Short problem ::
Omit the pictures and return every entry exactly as written.

--- Start of Source data ---

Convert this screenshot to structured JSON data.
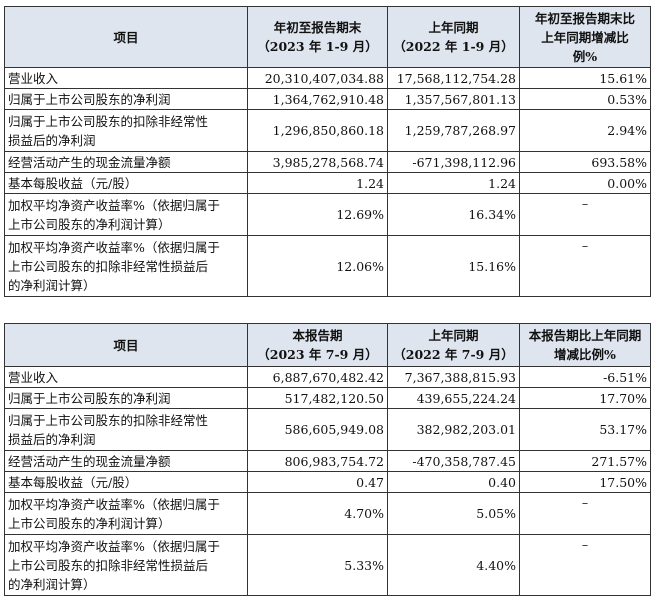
{
  "table1": {
    "headers": [
      "项目",
      "年初至报告期末\n（2023 年 1-9 月）",
      "上年同期\n（2022 年 1-9 月）",
      "年初至报告期末比\n上年同期增减比\n例%"
    ],
    "rows": [
      [
        "营业收入",
        "20,310,407,034.88",
        "17,568,112,754.28",
        "15.61%"
      ],
      [
        "归属于上市公司股东的净利润",
        "1,364,762,910.48",
        "1,357,567,801.13",
        "0.53%"
      ],
      [
        "归属于上市公司股东的扣除非经常性\n损益后的净利润",
        "1,296,850,860.18",
        "1,259,787,268.97",
        "2.94%"
      ],
      [
        "经营活动产生的现金流量净额",
        "3,985,278,568.74",
        "-671,398,112.96",
        "693.58%"
      ],
      [
        "基本每股收益（元/股）",
        "1.24",
        "1.24",
        "0.00%"
      ],
      [
        "加权平均净资产收益率%（依据归属于\n上市公司股东的净利润计算）",
        "12.69%",
        "16.34%",
        "–"
      ],
      [
        "加权平均净资产收益率%（依据归属于\n上市公司股东的扣除非经常性损益后\n的净利润计算）",
        "12.06%",
        "15.16%",
        "–"
      ]
    ]
  },
  "table2": {
    "headers": [
      "项目",
      "本报告期\n（2023 年 7-9 月）",
      "上年同期\n（2022 年 7-9 月）",
      "本报告期比上年同期\n增减比例%"
    ],
    "rows": [
      [
        "营业收入",
        "6,887,670,482.42",
        "7,367,388,815.93",
        "-6.51%"
      ],
      [
        "归属于上市公司股东的净利润",
        "517,482,120.50",
        "439,655,224.24",
        "17.70%"
      ],
      [
        "归属于上市公司股东的扣除非经常性\n损益后的净利润",
        "586,605,949.08",
        "382,982,203.01",
        "53.17%"
      ],
      [
        "经营活动产生的现金流量净额",
        "806,983,754.72",
        "-470,358,787.45",
        "271.57%"
      ],
      [
        "基本每股收益（元/股）",
        "0.47",
        "0.40",
        "17.50%"
      ],
      [
        "加权平均净资产收益率%（依据归属于\n上市公司股东的净利润计算）",
        "4.70%",
        "5.05%",
        "–"
      ],
      [
        "加权平均净资产收益率%（依据归属于\n上市公司股东的扣除非经常性损益后\n的净利润计算）",
        "5.33%",
        "4.40%",
        "–"
      ]
    ]
  }
}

--- End of Source data ---

Result below ::
Convert this screenshot to structured JSON data.
{
  "table1": {
    "headers": [
      "项目",
      "年初至报告期末\n（2023 年 1-9 月）",
      "上年同期\n（2022 年 1-9 月）",
      "年初至报告期末比\n上年同期增减比\n例%"
    ],
    "rows": [
      [
        "营业收入",
        "20,310,407,034.88",
        "17,568,112,754.28",
        "15.61%"
      ],
      [
        "归属于上市公司股东的净利润",
        "1,364,762,910.48",
        "1,357,567,801.13",
        "0.53%"
      ],
      [
        "归属于上市公司股东的扣除非经常性\n损益后的净利润",
        "1,296,850,860.18",
        "1,259,787,268.97",
        "2.94%"
      ],
      [
        "经营活动产生的现金流量净额",
        "3,985,278,568.74",
        "-671,398,112.96",
        "693.58%"
      ],
      [
        "基本每股收益（元/股）",
        "1.24",
        "1.24",
        "0.00%"
      ],
      [
        "加权平均净资产收益率%（依据归属于\n上市公司股东的净利润计算）",
        "12.69%",
        "16.34%",
        "–"
      ],
      [
        "加权平均净资产收益率%（依据归属于\n上市公司股东的扣除非经常性损益后\n的净利润计算）",
        "12.06%",
        "15.16%",
        "–"
      ]
    ]
  },
  "table2": {
    "headers": [
      "项目",
      "本报告期\n（2023 年 7-9 月）",
      "上年同期\n（2022 年 7-9 月）",
      "本报告期比上年同期\n增减比例%"
    ],
    "rows": [
      [
        "营业收入",
        "6,887,670,482.42",
        "7,367,388,815.93",
        "-6.51%"
      ],
      [
        "归属于上市公司股东的净利润",
        "517,482,120.50",
        "439,655,224.24",
        "17.70%"
      ],
      [
        "归属于上市公司股东的扣除非经常性\n损益后的净利润",
        "586,605,949.08",
        "382,982,203.01",
        "53.17%"
      ],
      [
        "经营活动产生的现金流量净额",
        "806,983,754.72",
        "-470,358,787.45",
        "271.57%"
      ],
      [
        "基本每股收益（元/股）",
        "0.47",
        "0.40",
        "17.50%"
      ],
      [
        "加权平均净资产收益率%（依据归属于\n上市公司股东的净利润计算）",
        "4.70%",
        "5.05%",
        "–"
      ],
      [
        "加权平均净资产收益率%（依据归属于\n上市公司股东的扣除非经常性损益后\n的净利润计算）",
        "5.33%",
        "4.40%",
        "–"
      ]
    ]
  }
}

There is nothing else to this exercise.